练习文本:
本发明所涉及的定量检测gfap的原理是：将gfap的单克隆抗体ab1与pa/g结合，形成pa/g-ab1复合物。柠檬酸为碳源，二乙烯三胺修饰合成碳点，将cds在edc、nhs的作用下，与多克隆抗体ab2通过酰胺键共价结合，形成cds-ab2复合物；pa/g-ab1与血清内的gfap特异性反应，将其从复杂基质中分离富集，形成pa/g-ab1-gfap复合物，再与cds-ab2相结合，测试荧光强度，以此测定血清中gfap的含量。

本发明与传统的酶联免疫检测方法不同，传统的酶联免疫方法测定以辣根过氧化物酶催化底物显色，是一个间接测定目标物的过程，测定结果受到酶催化反应的影响，在本实验中用碳点替代辣根过氧化物酶，是一个直接测定的过程，用碳点作为荧光标记物，用以检测gfap，通过荧光信号直接反应目标物含量，测定结果更加稳定可信。将被测物与固定在微珠上的捕捉抗体相结合，使其与复杂生物环境脱离，再与荧光标记的检测抗体相结合，多次洗脱未结合抗体，形成稳定的抗体-抗原-荧光抗体复合物，而结合荧光抗体的量与荧光强度呈线性相关，根据荧光强度的变化量可实现对分析对象的含量测定。由于双抗体夹心的试验设计，该方法具有良好的选择性，很强的抗干扰能力。

有益效果

本发明采用琼脂糖凝胶微珠与抗体相结合的方法，将目标物从复杂的生物环境中捕捉分离，可以大大降低干扰。同时采用荧光量子产率很高的cds作为荧光标记物，与抗体相结合形成荧光检测抗体，直接测定被捕捉的目标物，比传统的酶联免疫法测定更高效、稳定、快速。且cds固有的低毒，良好的水溶性和较高的单粒子亮度特性使整个检测过程环保、安全、方便。

附图说明

图1a是实施例2制备得到的cds的透射电子显微镜图；如图所示，cds粒径约在3～5nm，均匀分散，高倍透射电镜结果显示其晶格为0.29nm。

图1b是实施例2制备得到的cds的紫外吸收和荧光发射图；如图所示，其在360nm处有特征紫外吸收峰，以此波长的激发光激发后，发射波长在445nm左右。

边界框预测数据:
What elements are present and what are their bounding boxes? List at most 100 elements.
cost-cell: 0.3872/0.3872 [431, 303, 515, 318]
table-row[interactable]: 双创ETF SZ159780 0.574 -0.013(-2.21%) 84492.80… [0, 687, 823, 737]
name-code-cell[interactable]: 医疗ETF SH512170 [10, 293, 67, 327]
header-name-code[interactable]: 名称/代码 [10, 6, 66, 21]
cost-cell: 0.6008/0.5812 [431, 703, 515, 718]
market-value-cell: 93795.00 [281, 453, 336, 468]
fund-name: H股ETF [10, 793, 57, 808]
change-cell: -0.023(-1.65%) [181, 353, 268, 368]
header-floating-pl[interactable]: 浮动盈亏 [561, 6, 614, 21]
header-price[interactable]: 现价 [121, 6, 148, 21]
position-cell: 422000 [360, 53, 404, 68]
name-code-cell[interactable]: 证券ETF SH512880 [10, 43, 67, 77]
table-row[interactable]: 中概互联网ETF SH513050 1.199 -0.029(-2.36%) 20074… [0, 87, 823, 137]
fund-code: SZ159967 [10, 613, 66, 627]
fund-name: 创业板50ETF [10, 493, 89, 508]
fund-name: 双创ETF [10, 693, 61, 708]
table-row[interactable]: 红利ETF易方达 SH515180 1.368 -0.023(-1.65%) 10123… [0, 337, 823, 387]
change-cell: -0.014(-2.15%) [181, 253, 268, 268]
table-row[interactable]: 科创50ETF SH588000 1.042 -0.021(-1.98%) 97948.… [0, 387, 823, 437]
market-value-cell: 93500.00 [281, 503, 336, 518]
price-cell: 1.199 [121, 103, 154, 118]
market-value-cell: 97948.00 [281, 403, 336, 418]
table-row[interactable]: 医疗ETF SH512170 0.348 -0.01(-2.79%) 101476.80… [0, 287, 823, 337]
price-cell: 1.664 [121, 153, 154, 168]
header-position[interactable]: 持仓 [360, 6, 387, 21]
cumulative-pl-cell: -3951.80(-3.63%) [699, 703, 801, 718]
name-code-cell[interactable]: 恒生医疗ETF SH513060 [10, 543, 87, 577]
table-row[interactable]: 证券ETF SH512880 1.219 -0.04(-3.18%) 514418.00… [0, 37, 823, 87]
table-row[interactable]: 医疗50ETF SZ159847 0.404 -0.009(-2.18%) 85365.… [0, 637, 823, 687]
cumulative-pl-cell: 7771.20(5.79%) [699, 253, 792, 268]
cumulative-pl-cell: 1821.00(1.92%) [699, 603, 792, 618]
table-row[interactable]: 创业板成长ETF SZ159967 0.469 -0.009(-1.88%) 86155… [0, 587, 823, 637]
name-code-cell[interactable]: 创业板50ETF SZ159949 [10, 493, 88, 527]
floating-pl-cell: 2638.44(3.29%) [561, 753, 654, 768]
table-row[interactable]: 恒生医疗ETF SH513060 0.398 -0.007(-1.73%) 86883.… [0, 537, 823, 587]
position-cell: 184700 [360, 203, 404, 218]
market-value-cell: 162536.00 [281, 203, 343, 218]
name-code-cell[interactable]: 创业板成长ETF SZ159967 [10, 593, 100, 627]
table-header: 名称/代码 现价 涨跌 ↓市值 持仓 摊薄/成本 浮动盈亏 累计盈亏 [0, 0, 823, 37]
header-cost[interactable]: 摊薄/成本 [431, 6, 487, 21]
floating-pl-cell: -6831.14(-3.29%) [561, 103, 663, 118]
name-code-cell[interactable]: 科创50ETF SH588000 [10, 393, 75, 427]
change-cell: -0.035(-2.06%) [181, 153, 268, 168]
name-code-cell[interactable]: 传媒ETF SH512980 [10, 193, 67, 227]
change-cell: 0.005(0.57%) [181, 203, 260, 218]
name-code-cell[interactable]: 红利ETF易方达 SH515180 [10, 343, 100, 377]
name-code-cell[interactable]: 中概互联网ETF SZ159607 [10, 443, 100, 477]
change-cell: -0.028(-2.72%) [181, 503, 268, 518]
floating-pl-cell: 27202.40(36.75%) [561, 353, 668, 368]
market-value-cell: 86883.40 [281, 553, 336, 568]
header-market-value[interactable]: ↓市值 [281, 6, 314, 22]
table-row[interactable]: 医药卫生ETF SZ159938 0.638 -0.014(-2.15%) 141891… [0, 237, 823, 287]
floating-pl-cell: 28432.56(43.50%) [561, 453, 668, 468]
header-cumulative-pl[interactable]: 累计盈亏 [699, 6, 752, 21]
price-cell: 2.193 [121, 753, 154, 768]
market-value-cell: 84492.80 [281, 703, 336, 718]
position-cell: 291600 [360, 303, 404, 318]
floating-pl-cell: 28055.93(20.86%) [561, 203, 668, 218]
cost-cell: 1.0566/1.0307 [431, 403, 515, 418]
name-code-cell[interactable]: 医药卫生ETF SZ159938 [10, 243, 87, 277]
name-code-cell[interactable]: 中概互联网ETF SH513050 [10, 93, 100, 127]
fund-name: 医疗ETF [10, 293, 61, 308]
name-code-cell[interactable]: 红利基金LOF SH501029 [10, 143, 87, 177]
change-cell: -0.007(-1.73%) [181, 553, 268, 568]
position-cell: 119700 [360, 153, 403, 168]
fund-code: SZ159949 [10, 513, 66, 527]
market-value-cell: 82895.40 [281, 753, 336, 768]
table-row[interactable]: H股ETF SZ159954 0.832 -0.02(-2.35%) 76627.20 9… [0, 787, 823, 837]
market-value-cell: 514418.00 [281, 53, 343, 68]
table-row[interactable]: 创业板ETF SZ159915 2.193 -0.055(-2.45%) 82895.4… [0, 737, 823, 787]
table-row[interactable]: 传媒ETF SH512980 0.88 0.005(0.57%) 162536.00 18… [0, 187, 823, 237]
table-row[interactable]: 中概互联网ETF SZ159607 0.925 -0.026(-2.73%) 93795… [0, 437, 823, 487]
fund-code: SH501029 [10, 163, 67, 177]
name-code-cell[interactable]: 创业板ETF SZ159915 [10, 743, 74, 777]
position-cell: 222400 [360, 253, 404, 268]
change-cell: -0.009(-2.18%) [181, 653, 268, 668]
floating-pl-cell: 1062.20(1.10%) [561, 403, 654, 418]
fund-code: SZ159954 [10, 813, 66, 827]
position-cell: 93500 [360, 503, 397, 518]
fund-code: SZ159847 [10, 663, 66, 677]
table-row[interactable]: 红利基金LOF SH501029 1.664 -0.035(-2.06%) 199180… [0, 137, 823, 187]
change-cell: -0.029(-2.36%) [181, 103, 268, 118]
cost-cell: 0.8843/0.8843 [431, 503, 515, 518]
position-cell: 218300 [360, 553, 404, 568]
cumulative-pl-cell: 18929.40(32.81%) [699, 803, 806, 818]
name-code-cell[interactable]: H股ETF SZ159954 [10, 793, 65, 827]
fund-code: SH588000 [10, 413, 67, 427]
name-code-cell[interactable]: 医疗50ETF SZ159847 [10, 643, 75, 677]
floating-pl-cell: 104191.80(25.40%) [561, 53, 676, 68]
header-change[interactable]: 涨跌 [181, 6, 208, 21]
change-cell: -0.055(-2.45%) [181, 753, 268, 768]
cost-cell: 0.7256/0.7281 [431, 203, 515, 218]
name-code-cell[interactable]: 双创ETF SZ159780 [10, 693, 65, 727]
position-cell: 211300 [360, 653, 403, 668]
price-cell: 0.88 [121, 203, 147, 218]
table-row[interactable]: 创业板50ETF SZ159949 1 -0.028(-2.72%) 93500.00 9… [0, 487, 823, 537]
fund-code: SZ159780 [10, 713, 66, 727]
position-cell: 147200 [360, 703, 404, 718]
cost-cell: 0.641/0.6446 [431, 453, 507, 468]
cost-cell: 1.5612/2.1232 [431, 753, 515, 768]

任务要求 A:
判断以下三项陈述是否与练习文本相符，逐项回答“是”或“否”，并原文引用起决定作用的语句。(i) 传统的酶联免疫方法以辣根过氧化物酶催化底物显色。(ii) cds受激发后的发射波长在360nm左右。(iii) 本发明采用琼脂糖凝胶微珠与抗体相结合的方法捕捉分离目标物。
任务要求 B:
改写练习文本中从“本发明采用琼脂糖凝胶微珠与抗”到“个检测过程环保、安全、方便。”的部分，将其中的“琼脂糖凝胶微珠”换成“磁性微珠”。

作答区域 A:
(i) 是。“传统的酶联免疫方法测定以辣根过氧化物酶催化底物显色”
(ii) 否。“以此波长的激发光激发后，发射波长在445nm左右”
(iii) 是。“本发明采用琼脂糖凝胶微珠与抗体相结合的方法，将目标物从复杂的生物环境中捕捉分离”

作答区域 B:
本发明采用磁性微珠与抗体相结合的方法，将目标物从复杂的生物环境中捕捉分离，可以大大降低干扰。同时采用荧光量子产率很高的cds作为荧光标记物，与抗体相结合形成荧光检测抗体，直接测定被捕捉的目标物，比传统的酶联免疫法测定更高效、稳定、快速。且cds固有的低毒，良好的水溶性和较高的单粒子亮度特性使整个检测过程环保、安全、方便。